## Set problem
Look through the material and tally each line bearing the word "death". Give only the total.

## Exercise inputs
━━━━━━━━━━━━━━━━━━━━

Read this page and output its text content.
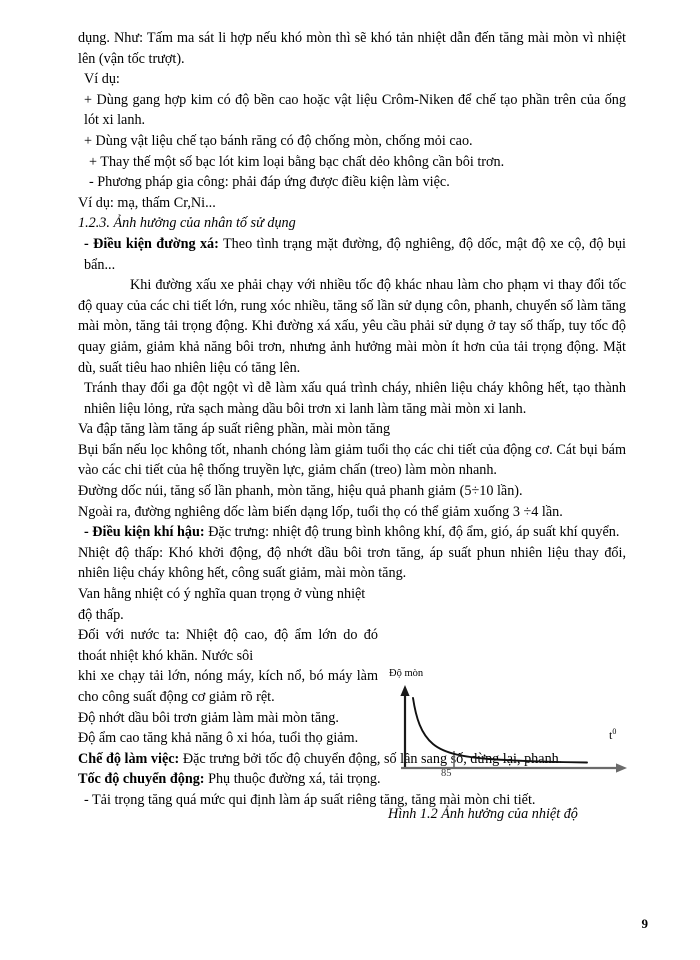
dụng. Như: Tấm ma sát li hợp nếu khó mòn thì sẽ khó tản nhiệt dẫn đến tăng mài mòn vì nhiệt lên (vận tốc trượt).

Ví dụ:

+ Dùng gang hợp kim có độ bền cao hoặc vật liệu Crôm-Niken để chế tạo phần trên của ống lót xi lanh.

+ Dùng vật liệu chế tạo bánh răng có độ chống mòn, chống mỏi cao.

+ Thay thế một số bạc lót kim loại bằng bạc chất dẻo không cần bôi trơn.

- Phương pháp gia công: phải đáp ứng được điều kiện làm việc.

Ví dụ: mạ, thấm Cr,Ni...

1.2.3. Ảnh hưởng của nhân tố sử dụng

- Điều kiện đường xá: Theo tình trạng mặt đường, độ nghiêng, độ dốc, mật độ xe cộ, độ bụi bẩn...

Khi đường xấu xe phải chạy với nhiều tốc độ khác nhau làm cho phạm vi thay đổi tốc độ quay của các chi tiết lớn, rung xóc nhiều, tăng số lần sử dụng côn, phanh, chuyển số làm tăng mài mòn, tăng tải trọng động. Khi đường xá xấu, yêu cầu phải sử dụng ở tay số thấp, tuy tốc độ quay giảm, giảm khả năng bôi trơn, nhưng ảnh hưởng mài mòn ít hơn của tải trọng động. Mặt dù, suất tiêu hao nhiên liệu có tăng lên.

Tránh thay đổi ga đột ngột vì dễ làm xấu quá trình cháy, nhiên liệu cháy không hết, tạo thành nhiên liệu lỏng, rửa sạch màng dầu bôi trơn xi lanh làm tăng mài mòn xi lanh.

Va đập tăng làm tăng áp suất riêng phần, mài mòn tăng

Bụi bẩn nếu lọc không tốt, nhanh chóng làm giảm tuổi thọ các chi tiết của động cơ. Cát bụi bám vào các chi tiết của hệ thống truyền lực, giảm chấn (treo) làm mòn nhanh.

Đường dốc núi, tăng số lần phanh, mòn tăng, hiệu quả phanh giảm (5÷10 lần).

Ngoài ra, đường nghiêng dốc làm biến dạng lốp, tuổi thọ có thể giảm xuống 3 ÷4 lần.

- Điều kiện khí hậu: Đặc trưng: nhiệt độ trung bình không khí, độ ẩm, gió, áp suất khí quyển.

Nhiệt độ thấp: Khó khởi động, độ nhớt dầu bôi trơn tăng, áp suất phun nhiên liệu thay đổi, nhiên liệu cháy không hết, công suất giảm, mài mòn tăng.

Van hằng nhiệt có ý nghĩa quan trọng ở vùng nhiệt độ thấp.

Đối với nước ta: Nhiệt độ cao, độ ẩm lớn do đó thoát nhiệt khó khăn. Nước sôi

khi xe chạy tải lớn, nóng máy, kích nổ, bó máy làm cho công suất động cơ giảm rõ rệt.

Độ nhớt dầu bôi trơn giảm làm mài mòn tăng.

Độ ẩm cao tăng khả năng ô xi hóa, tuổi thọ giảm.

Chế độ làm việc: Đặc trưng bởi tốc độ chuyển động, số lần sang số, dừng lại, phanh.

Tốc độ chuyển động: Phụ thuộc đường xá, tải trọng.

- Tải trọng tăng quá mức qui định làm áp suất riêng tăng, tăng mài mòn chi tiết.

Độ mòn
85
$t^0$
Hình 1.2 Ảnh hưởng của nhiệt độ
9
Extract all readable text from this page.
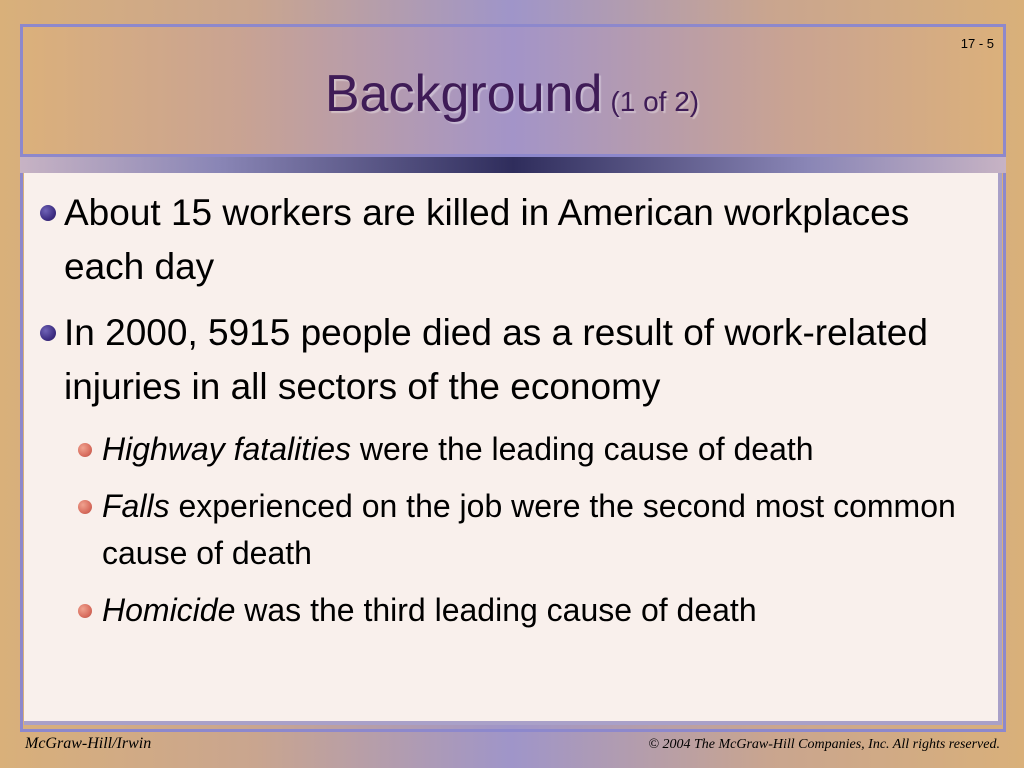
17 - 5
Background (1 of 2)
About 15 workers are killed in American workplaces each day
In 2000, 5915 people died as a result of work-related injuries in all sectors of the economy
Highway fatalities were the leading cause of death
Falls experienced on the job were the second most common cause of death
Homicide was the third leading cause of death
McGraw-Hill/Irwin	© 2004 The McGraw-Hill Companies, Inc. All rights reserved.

━━━━━━━━━━━━━━━━━━━━

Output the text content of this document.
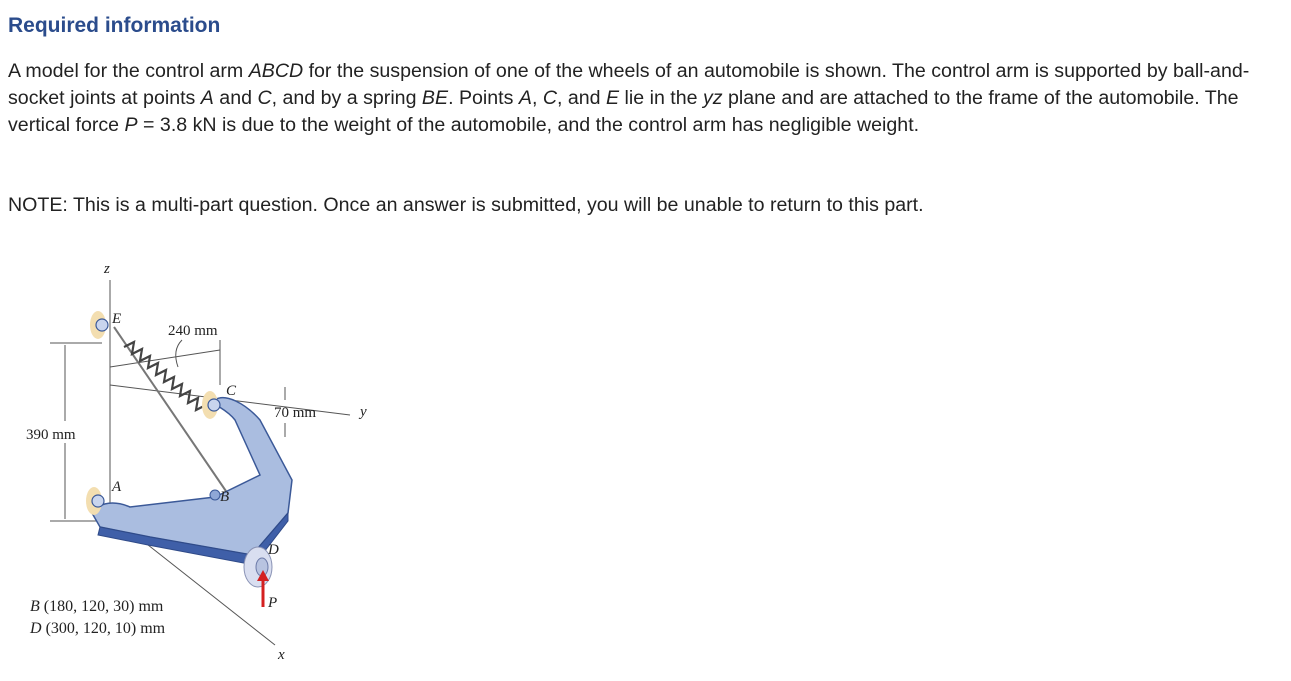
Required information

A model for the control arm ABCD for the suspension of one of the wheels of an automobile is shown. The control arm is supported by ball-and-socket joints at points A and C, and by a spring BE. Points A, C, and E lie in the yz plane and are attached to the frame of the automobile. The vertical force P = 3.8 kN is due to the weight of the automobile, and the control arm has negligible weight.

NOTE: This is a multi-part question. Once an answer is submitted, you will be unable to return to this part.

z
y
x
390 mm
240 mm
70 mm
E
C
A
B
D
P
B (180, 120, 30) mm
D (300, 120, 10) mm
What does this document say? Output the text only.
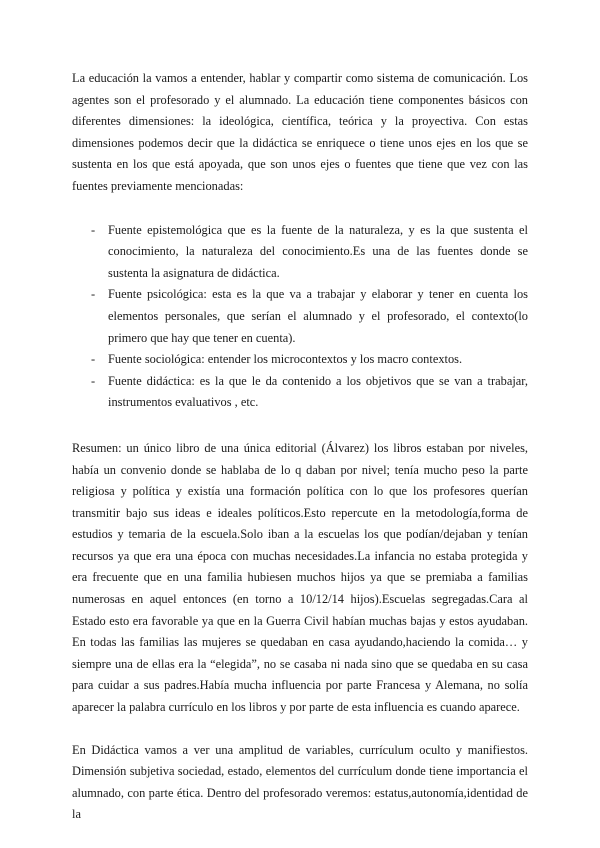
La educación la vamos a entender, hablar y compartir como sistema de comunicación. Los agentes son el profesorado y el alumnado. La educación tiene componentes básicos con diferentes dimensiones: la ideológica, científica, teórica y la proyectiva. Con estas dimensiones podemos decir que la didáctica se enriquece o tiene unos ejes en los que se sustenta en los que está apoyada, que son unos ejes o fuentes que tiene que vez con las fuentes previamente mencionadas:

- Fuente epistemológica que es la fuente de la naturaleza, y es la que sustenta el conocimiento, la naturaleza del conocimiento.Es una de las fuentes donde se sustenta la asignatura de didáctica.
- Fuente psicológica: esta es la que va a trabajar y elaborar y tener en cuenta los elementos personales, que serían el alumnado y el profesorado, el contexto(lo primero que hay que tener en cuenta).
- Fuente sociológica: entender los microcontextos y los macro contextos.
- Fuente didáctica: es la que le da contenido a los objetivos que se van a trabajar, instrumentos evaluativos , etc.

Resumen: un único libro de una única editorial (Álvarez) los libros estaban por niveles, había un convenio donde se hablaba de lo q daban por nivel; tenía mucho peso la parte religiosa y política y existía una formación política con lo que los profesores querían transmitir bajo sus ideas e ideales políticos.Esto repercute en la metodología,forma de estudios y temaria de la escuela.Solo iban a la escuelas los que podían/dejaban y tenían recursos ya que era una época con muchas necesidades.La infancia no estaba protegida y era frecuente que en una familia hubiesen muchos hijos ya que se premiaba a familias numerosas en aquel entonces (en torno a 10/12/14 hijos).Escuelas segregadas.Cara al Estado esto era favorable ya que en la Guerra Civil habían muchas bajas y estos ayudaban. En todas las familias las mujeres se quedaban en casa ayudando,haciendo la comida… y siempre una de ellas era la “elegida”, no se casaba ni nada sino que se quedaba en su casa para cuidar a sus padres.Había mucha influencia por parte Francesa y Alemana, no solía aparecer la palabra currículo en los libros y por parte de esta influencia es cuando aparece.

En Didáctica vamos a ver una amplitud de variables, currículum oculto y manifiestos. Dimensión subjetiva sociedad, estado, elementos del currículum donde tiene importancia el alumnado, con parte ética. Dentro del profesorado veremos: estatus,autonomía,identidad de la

━━━━━━━━━━━━━━━━━━━━

## Solution
3